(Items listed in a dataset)
++++

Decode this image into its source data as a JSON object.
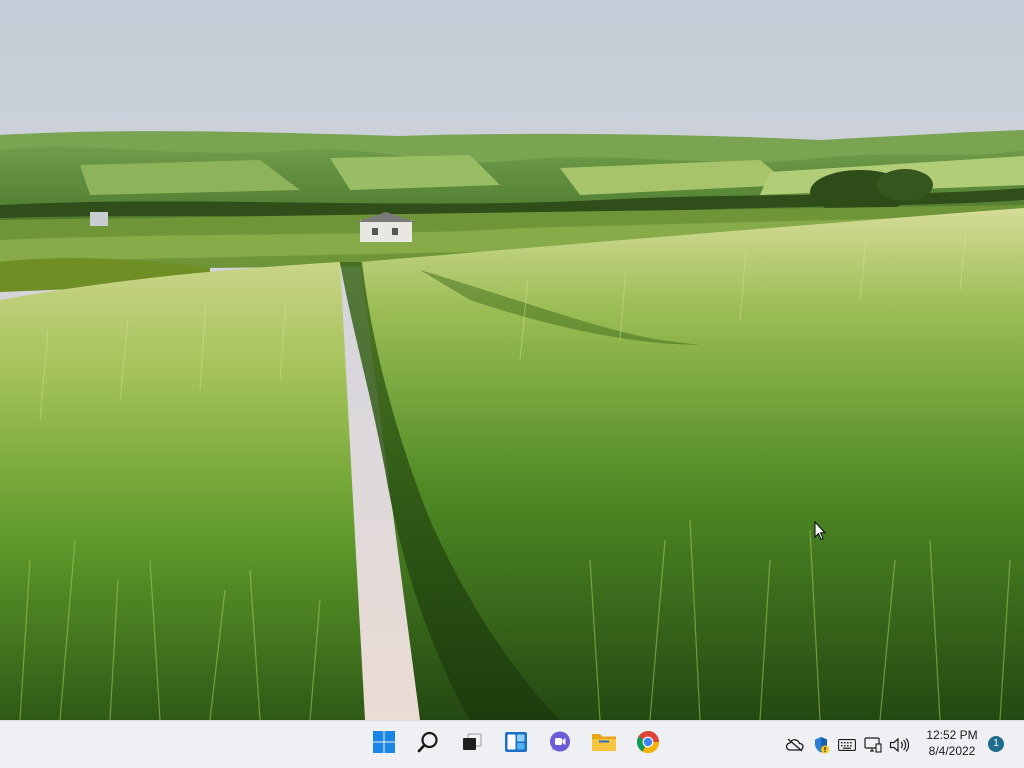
{
  "desktop": {
    "wallpaper": "green-wheat-field-with-path-and-rolling-hills"
  },
  "taskbar": {
    "pinned": [
      {
        "name": "start-button",
        "icon": "windows-logo-icon"
      },
      {
        "name": "search-button",
        "icon": "search-icon"
      },
      {
        "name": "task-view-button",
        "icon": "task-view-icon"
      },
      {
        "name": "widgets-button",
        "icon": "widgets-icon"
      },
      {
        "name": "chat-button",
        "icon": "teams-chat-icon"
      },
      {
        "name": "file-explorer-button",
        "icon": "folder-icon"
      },
      {
        "name": "chrome-button",
        "icon": "chrome-icon"
      }
    ],
    "tray": {
      "icons": [
        "onedrive-offline-icon",
        "security-warning-icon",
        "keyboard-icon",
        "network-icon",
        "volume-icon"
      ],
      "time": "12:52 PM",
      "date": "8/4/2022",
      "notification_count": "1"
    }
  },
  "colors": {
    "accent": "#0078d4",
    "taskbar_bg": "#eef0f3",
    "badge": "#1e6d8f"
  }
}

++++

» **Task to carry out**
Retype all entries exactly as they appear, dropping the images.

» **Solution to the problem**
Decode this image into its source data as a JSON object.
{
  "desktop": {
    "wallpaper": "green-wheat-field-with-path-and-rolling-hills"
  },
  "taskbar": {
    "pinned": [
      {
        "name": "start-button",
        "icon": "windows-logo-icon"
      },
      {
        "name": "search-button",
        "icon": "search-icon"
      },
      {
        "name": "task-view-button",
        "icon": "task-view-icon"
      },
      {
        "name": "widgets-button",
        "icon": "widgets-icon"
      },
      {
        "name": "chat-button",
        "icon": "teams-chat-icon"
      },
      {
        "name": "file-explorer-button",
        "icon": "folder-icon"
      },
      {
        "name": "chrome-button",
        "icon": "chrome-icon"
      }
    ],
    "tray": {
      "icons": [
        "onedrive-offline-icon",
        "security-warning-icon",
        "keyboard-icon",
        "network-icon",
        "volume-icon"
      ],
      "time": "12:52 PM",
      "date": "8/4/2022",
      "notification_count": "1"
    }
  },
  "colors": {
    "accent": "#0078d4",
    "taskbar_bg": "#eef0f3",
    "badge": "#1e6d8f"
  }
}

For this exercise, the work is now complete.